YOUR OBJECTIVE:
Extract every record, exactly as written, and ignore the pictures.

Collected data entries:
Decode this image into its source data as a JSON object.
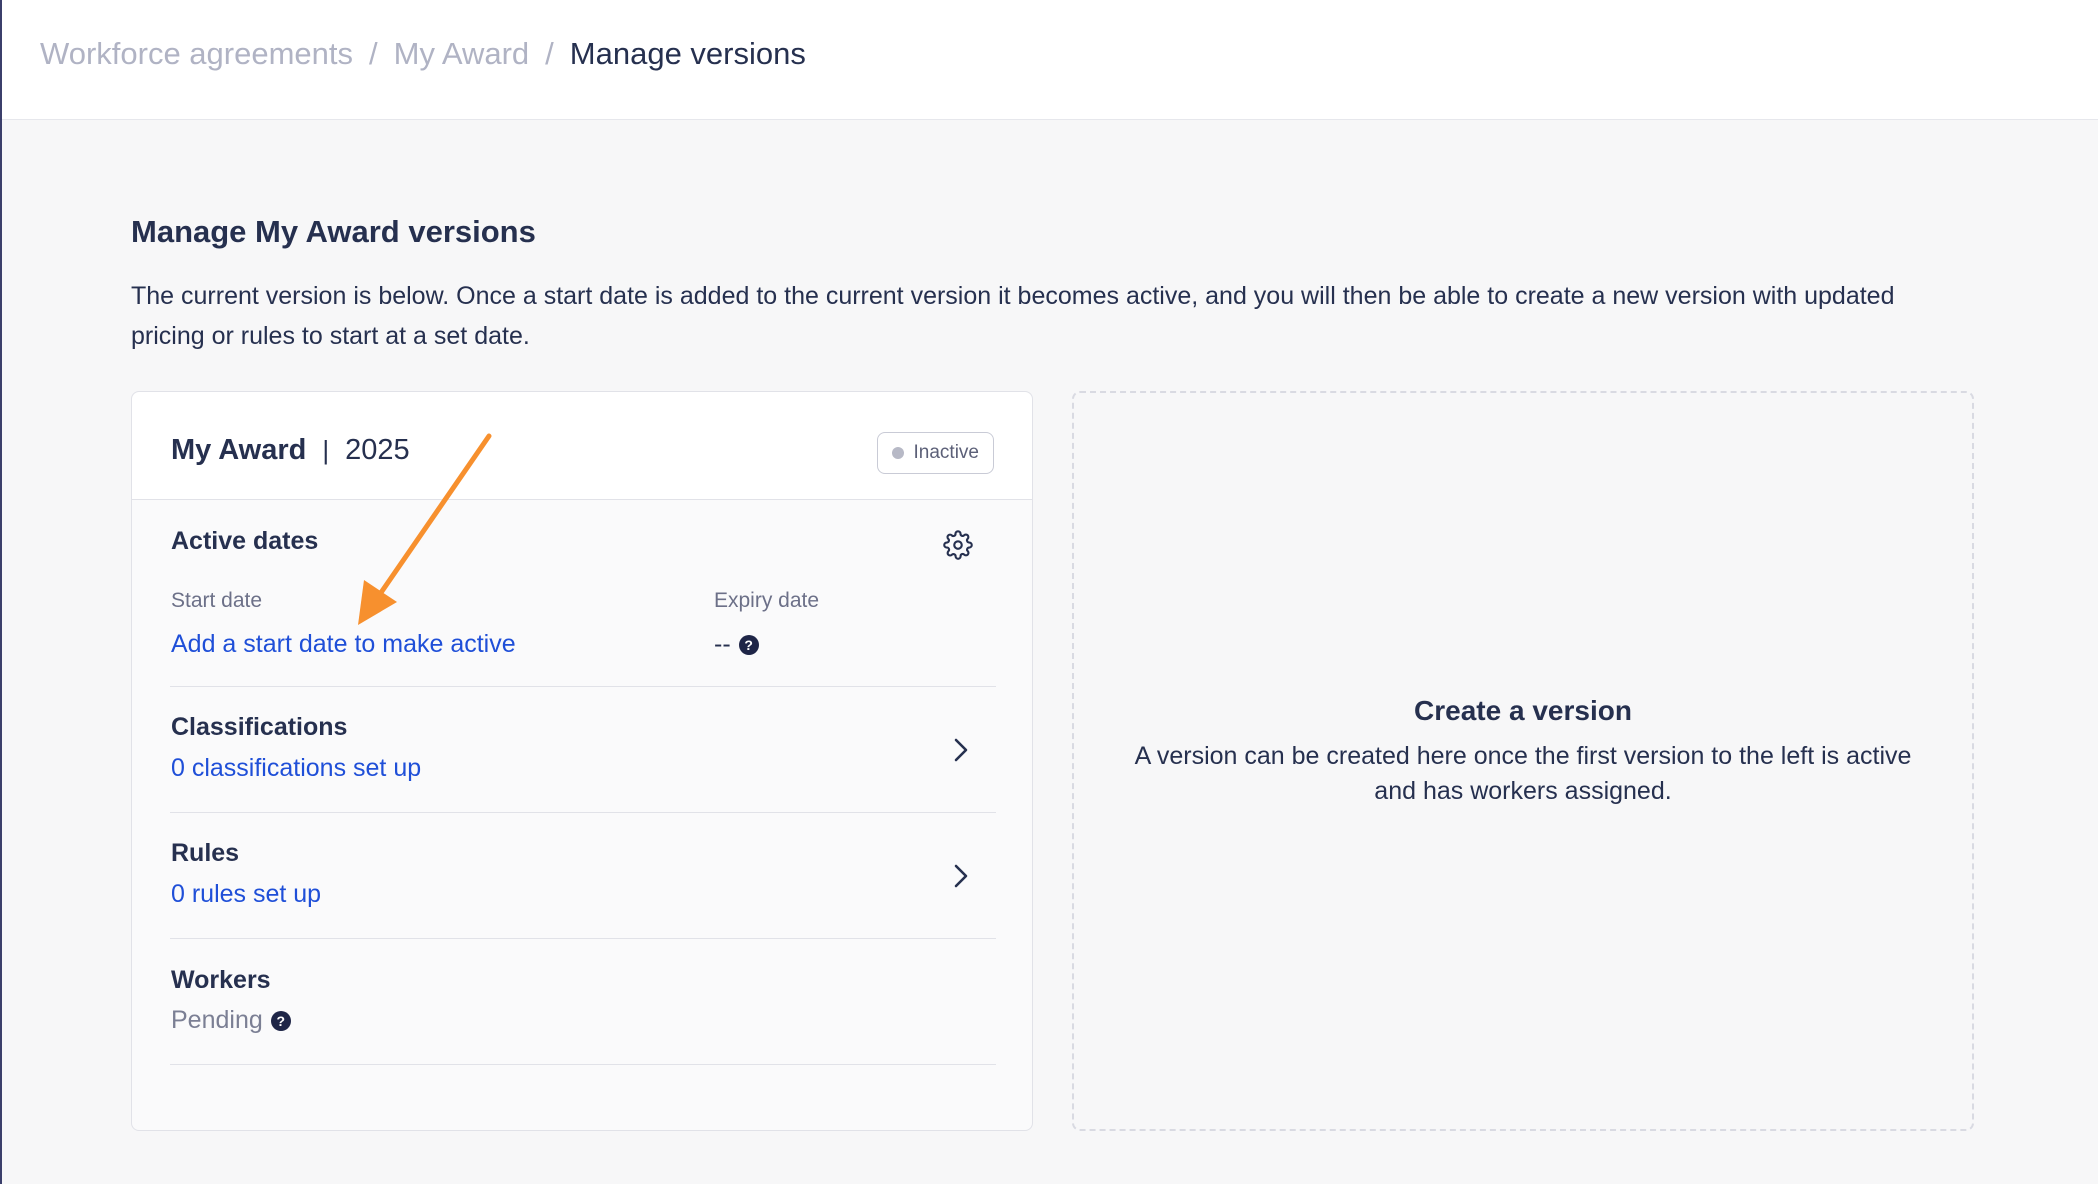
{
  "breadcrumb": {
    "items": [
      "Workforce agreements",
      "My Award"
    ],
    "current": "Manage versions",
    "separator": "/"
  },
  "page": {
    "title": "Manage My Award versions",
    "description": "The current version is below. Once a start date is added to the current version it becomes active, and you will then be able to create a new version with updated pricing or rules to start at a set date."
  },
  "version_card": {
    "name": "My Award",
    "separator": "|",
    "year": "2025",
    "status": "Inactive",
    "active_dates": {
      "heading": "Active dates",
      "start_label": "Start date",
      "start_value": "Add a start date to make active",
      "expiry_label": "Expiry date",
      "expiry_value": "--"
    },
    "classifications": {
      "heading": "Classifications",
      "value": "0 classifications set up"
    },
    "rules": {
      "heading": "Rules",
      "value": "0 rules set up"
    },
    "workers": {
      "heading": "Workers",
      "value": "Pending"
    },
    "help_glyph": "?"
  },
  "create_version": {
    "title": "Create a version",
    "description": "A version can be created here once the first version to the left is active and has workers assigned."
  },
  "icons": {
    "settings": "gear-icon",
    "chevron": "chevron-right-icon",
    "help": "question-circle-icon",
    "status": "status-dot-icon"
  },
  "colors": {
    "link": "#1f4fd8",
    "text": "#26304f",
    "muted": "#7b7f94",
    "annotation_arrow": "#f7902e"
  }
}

WRITTEN ANSWER:
Decode this image into its source data as a JSON object.
{
  "breadcrumb": {
    "items": [
      "Workforce agreements",
      "My Award"
    ],
    "current": "Manage versions",
    "separator": "/"
  },
  "page": {
    "title": "Manage My Award versions",
    "description": "The current version is below. Once a start date is added to the current version it becomes active, and you will then be able to create a new version with updated pricing or rules to start at a set date."
  },
  "version_card": {
    "name": "My Award",
    "separator": "|",
    "year": "2025",
    "status": "Inactive",
    "active_dates": {
      "heading": "Active dates",
      "start_label": "Start date",
      "start_value": "Add a start date to make active",
      "expiry_label": "Expiry date",
      "expiry_value": "--"
    },
    "classifications": {
      "heading": "Classifications",
      "value": "0 classifications set up"
    },
    "rules": {
      "heading": "Rules",
      "value": "0 rules set up"
    },
    "workers": {
      "heading": "Workers",
      "value": "Pending"
    },
    "help_glyph": "?"
  },
  "create_version": {
    "title": "Create a version",
    "description": "A version can be created here once the first version to the left is active and has workers assigned."
  },
  "icons": {
    "settings": "gear-icon",
    "chevron": "chevron-right-icon",
    "help": "question-circle-icon",
    "status": "status-dot-icon"
  },
  "colors": {
    "link": "#1f4fd8",
    "text": "#26304f",
    "muted": "#7b7f94",
    "annotation_arrow": "#f7902e"
  }
}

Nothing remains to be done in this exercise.